### [SHORT PROBLEM]
Using the data beneath, show every line that includes the word "JSON".

— start RECORDS FOR THIS TASK —

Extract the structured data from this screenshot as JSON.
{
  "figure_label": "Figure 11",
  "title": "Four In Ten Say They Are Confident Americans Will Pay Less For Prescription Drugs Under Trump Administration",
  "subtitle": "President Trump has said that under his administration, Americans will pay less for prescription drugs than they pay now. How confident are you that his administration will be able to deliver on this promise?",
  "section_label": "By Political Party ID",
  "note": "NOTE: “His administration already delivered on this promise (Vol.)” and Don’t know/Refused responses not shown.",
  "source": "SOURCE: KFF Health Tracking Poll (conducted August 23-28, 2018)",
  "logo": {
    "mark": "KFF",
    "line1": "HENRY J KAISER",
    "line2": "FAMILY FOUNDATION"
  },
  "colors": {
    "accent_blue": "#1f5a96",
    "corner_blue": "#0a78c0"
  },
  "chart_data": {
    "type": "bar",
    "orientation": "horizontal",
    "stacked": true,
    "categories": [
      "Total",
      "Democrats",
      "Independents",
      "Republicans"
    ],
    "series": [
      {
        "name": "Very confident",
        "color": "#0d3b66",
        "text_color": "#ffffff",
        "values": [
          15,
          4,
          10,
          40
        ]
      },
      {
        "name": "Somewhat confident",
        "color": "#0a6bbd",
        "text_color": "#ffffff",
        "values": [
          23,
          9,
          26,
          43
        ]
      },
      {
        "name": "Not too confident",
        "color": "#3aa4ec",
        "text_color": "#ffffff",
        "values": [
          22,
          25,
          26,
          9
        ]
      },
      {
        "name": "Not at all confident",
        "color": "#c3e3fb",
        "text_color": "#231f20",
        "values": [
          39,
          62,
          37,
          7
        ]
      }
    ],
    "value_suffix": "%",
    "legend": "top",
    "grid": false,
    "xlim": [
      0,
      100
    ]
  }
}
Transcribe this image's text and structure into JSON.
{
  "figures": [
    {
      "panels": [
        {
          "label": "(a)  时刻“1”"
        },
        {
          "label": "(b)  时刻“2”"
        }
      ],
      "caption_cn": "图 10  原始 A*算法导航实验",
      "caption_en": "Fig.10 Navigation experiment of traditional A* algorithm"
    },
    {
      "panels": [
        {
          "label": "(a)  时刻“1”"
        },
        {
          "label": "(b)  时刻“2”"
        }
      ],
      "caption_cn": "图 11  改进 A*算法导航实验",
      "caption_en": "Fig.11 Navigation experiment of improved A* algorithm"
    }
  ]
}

— end RECORDS FOR THIS TASK —

### [EXPECTED ANSWER]
Extract the structured data from this screenshot as JSON.
Transcribe this image's text and structure into JSON.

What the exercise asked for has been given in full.